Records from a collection
* * *
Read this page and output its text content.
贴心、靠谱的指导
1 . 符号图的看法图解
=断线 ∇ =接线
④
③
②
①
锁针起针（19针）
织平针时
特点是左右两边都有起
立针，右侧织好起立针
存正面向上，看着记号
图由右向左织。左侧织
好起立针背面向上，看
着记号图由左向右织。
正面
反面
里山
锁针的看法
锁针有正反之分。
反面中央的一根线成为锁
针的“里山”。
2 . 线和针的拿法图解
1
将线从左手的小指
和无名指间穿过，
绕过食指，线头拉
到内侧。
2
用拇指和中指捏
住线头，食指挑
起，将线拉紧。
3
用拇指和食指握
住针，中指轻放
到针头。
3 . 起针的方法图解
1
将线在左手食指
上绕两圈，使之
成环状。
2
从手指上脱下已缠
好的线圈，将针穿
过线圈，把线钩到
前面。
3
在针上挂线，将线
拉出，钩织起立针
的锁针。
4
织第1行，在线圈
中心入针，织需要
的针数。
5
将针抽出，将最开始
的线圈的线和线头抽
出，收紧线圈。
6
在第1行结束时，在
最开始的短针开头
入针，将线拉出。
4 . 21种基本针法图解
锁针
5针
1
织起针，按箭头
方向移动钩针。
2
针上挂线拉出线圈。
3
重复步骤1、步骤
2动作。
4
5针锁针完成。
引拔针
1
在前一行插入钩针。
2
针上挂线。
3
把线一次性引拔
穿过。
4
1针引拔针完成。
* * *
What to produce »
Type out all of the material again, word for word.

Worked solution »
Read this page and output its text content.
贴心、靠谱的指导
1 . 符号图的看法图解
=断线 ∇ =接线
④
③
②
①
锁针起针（19针）
织平针时
特点是左右两边都有起
立针，右侧织好起立针
存正面向上，看着记号
图由右向左织。左侧织
好起立针背面向上，看
着记号图由左向右织。
正面
反面
里山
锁针的看法
锁针有正反之分。
反面中央的一根线成为锁
针的“里山”。
2 . 线和针的拿法图解
1
将线从左手的小指
和无名指间穿过，
绕过食指，线头拉
到内侧。
2
用拇指和中指捏
住线头，食指挑
起，将线拉紧。
3
用拇指和食指握
住针，中指轻放
到针头。
3 . 起针的方法图解
1
将线在左手食指
上绕两圈，使之
成环状。
2
从手指上脱下已缠
好的线圈，将针穿
过线圈，把线钩到
前面。
3
在针上挂线，将线
拉出，钩织起立针
的锁针。
4
织第1行，在线圈
中心入针，织需要
的针数。
5
将针抽出，将最开始
的线圈的线和线头抽
出，收紧线圈。
6
在第1行结束时，在
最开始的短针开头
入针，将线拉出。
4 . 21种基本针法图解
锁针
5针
1
织起针，按箭头
方向移动钩针。
2
针上挂线拉出线圈。
3
重复步骤1、步骤
2动作。
4
5针锁针完成。
引拔针
1
在前一行插入钩针。
2
针上挂线。
3
把线一次性引拔
穿过。
4
1针引拔针完成。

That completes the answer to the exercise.